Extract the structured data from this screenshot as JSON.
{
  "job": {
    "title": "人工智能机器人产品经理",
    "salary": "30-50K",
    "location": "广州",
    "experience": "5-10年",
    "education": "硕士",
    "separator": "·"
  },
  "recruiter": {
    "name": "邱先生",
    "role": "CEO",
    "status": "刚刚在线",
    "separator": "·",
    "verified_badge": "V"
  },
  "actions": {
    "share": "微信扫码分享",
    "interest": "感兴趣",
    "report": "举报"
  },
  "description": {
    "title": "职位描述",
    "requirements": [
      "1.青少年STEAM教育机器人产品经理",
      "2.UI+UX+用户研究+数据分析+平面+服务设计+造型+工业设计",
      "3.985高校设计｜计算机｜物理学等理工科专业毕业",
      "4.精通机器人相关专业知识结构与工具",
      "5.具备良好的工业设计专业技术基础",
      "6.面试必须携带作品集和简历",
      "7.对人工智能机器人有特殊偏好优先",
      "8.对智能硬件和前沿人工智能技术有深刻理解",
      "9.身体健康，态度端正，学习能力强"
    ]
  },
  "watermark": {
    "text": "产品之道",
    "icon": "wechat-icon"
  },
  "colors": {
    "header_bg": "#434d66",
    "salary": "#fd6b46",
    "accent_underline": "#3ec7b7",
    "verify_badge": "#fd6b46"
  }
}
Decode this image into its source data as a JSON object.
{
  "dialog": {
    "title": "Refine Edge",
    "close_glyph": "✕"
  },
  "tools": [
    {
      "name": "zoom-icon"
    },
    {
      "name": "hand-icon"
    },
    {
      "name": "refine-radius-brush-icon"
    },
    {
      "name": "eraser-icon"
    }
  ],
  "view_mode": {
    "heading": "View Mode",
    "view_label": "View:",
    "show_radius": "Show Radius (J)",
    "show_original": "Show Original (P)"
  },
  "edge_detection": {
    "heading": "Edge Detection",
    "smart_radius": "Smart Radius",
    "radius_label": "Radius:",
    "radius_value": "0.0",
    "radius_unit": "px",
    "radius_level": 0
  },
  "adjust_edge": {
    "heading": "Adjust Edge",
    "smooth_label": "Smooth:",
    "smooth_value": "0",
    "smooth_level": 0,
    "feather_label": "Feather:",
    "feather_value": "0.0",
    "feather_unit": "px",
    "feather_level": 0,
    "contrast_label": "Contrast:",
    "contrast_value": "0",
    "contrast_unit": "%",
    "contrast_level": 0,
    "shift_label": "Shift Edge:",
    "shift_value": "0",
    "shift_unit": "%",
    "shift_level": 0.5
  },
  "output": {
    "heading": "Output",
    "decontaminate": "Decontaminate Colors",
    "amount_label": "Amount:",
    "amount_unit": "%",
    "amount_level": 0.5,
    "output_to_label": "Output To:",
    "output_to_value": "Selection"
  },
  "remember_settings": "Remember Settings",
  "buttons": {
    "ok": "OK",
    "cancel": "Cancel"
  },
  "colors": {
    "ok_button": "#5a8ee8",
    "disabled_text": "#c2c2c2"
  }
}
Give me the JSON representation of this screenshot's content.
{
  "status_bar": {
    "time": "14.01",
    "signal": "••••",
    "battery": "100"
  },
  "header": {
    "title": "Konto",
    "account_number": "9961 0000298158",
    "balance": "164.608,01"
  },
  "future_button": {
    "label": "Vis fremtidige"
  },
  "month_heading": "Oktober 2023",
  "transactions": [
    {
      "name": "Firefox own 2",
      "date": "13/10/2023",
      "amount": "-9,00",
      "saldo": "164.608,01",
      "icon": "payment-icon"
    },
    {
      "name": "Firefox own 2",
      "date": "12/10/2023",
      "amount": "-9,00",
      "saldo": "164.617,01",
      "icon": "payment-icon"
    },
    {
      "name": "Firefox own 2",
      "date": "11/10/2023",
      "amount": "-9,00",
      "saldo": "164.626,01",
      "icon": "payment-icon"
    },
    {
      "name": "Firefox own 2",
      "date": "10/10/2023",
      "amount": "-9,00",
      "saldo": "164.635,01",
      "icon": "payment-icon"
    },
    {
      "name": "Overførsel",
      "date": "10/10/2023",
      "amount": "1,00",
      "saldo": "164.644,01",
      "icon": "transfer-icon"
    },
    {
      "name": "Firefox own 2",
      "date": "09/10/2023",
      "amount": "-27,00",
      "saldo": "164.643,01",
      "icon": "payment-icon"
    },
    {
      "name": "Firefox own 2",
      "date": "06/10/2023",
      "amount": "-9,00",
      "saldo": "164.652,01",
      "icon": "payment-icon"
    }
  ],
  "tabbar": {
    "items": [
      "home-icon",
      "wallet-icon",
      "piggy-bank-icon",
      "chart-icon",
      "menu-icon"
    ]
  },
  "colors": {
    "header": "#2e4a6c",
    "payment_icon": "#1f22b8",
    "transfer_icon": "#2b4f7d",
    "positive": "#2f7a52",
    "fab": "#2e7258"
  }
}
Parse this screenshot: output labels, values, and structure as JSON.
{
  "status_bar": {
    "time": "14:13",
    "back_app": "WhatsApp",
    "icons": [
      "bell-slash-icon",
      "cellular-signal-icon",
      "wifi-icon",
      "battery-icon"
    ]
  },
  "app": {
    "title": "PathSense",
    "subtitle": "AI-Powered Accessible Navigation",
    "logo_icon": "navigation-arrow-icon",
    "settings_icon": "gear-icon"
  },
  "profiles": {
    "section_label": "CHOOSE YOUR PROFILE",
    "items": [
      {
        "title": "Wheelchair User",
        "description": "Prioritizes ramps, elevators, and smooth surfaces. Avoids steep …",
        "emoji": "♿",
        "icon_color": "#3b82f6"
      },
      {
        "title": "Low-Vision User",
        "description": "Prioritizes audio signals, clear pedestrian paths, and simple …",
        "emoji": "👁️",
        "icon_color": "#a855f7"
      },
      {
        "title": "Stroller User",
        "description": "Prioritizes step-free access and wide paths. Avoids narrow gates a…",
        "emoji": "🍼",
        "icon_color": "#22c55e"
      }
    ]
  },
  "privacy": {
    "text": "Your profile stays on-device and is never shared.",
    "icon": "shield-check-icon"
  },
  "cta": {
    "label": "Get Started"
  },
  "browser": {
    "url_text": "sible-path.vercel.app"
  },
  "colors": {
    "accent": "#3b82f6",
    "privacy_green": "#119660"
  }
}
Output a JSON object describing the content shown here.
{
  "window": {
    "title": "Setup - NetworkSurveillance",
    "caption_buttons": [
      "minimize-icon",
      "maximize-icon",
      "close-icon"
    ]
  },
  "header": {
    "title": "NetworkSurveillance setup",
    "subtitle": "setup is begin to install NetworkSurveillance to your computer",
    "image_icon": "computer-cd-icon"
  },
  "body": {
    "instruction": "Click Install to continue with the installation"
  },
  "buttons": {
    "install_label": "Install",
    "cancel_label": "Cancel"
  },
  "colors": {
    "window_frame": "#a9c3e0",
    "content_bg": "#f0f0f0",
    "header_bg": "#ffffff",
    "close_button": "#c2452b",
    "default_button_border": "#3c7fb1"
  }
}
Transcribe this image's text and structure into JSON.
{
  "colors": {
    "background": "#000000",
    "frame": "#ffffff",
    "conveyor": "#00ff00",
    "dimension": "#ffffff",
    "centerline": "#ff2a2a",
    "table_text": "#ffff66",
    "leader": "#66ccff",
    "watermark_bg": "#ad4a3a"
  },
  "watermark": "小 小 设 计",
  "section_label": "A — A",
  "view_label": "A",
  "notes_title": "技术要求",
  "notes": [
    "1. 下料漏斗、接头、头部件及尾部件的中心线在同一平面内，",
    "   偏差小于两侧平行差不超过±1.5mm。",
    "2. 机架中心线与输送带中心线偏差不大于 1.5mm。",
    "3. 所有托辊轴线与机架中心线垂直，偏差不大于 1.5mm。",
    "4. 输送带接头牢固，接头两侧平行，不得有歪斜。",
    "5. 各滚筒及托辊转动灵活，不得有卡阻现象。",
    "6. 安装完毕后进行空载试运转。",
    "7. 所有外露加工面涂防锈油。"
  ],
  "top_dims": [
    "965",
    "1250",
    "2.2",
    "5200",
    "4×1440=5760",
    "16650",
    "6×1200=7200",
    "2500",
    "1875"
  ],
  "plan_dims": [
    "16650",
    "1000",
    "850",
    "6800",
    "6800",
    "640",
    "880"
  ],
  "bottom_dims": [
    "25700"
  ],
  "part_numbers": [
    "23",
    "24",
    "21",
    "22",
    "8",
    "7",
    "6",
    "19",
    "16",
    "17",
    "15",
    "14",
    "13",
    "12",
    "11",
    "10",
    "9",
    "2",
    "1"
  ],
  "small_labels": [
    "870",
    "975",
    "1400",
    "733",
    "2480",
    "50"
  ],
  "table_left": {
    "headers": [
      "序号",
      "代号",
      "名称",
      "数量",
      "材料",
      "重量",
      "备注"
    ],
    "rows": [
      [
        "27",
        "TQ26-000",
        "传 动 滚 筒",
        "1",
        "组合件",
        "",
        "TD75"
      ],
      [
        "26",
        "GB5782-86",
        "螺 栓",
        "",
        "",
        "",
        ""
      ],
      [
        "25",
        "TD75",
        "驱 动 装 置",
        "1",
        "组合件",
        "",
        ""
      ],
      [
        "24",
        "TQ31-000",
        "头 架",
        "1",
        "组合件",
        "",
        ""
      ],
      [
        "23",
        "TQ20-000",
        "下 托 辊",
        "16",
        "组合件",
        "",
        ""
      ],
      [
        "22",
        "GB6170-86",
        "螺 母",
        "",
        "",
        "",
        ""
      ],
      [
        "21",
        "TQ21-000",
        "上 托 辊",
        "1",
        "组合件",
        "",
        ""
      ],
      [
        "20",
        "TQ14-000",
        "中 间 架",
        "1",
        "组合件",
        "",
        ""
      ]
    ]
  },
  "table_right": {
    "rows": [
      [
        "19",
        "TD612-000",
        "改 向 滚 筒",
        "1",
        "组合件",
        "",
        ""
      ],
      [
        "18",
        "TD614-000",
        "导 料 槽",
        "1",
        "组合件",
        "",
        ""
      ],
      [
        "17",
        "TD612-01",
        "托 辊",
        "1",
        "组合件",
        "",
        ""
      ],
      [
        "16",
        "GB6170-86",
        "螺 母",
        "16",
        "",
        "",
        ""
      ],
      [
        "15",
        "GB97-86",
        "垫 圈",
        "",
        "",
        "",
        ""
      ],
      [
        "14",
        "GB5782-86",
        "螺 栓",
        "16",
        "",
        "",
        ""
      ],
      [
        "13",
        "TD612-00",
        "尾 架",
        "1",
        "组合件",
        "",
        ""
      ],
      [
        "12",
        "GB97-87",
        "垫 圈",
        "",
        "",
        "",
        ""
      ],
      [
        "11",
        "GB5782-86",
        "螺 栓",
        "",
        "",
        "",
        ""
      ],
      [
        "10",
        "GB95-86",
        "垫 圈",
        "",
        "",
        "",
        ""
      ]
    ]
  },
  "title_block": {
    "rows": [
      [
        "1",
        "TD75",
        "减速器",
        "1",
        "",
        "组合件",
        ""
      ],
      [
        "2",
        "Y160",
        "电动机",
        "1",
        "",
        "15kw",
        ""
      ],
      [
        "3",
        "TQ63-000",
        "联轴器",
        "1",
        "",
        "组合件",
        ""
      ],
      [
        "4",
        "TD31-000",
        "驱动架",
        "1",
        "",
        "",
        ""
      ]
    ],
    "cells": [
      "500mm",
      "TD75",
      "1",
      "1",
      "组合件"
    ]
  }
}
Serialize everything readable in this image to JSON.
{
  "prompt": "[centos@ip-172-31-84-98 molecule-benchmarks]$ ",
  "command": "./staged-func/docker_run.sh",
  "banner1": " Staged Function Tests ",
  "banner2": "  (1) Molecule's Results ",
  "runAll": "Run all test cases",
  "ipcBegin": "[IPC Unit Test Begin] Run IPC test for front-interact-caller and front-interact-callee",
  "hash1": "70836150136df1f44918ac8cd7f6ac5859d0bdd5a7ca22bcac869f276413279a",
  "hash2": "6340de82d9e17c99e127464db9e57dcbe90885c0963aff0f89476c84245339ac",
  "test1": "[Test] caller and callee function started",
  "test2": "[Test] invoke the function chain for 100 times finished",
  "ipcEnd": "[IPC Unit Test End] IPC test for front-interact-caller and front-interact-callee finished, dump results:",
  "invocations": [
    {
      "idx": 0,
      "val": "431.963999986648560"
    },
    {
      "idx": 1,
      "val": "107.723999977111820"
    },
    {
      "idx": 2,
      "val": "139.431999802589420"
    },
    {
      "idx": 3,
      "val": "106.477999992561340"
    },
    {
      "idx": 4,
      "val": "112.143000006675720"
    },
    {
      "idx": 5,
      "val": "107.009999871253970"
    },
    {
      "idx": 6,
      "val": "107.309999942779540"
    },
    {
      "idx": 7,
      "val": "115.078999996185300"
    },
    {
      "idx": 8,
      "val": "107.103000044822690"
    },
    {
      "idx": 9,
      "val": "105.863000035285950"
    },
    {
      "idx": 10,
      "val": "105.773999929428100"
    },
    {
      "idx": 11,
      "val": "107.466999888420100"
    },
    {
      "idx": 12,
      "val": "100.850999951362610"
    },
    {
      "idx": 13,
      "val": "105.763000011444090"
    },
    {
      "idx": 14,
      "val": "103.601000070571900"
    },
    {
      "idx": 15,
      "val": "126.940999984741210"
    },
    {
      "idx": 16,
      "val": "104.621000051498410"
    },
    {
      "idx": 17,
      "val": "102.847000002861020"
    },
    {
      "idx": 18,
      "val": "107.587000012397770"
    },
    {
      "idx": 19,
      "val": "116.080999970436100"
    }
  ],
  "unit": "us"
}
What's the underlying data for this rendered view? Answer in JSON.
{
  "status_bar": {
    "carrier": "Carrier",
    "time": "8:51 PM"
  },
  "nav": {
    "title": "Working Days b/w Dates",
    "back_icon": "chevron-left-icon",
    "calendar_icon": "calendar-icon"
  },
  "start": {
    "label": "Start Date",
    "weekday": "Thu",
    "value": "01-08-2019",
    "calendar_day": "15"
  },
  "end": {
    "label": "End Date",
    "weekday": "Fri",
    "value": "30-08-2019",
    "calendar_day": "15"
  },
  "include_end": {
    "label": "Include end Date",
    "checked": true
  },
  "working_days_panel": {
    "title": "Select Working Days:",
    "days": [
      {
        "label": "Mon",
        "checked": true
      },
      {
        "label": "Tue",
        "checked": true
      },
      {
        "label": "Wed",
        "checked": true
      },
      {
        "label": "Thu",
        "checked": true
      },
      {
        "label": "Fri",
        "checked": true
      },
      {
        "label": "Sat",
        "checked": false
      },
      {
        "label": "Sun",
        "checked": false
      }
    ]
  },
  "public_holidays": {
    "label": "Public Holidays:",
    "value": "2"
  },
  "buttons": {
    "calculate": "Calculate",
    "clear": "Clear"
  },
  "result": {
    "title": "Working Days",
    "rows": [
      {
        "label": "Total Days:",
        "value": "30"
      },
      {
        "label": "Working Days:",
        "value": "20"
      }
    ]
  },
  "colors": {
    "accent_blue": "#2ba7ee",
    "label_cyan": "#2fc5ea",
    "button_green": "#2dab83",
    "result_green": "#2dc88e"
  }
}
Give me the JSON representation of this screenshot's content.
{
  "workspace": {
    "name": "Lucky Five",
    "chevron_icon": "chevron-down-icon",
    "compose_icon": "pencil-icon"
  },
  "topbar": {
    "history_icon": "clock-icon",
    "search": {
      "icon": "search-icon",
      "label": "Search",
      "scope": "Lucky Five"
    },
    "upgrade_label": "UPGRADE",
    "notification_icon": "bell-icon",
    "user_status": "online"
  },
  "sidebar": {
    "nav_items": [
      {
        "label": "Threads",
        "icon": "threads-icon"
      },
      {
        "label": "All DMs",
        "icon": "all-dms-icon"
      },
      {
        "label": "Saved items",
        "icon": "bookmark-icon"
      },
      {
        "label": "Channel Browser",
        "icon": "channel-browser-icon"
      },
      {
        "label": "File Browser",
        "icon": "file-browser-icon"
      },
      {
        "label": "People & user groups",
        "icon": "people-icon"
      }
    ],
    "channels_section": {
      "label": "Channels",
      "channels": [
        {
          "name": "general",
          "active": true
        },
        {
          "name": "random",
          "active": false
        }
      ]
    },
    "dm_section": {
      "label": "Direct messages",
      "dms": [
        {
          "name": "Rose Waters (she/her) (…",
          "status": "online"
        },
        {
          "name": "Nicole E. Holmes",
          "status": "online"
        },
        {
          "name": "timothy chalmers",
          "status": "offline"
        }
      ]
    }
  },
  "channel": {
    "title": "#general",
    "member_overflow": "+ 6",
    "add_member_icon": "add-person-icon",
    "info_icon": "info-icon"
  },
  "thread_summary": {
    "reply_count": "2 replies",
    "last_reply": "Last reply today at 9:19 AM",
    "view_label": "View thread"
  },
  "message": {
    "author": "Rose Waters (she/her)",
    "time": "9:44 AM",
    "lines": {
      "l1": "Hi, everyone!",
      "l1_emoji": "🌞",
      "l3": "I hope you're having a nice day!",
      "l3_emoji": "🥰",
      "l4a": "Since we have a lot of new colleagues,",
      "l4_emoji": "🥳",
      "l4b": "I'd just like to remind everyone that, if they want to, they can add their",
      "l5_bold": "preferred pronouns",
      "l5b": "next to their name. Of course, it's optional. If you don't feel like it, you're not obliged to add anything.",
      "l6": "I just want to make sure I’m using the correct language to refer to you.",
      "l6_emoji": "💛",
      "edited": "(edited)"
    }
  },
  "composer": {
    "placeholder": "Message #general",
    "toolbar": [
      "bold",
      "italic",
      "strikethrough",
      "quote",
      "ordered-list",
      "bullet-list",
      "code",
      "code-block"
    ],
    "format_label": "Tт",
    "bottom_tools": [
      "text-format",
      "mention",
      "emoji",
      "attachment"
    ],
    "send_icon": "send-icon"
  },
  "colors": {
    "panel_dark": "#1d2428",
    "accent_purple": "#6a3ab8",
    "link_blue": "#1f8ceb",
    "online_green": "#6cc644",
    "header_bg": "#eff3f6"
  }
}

+ + +

Of the lines in this data, how many contain "Rose"? Reply with only the number.

● **Exercise result**
2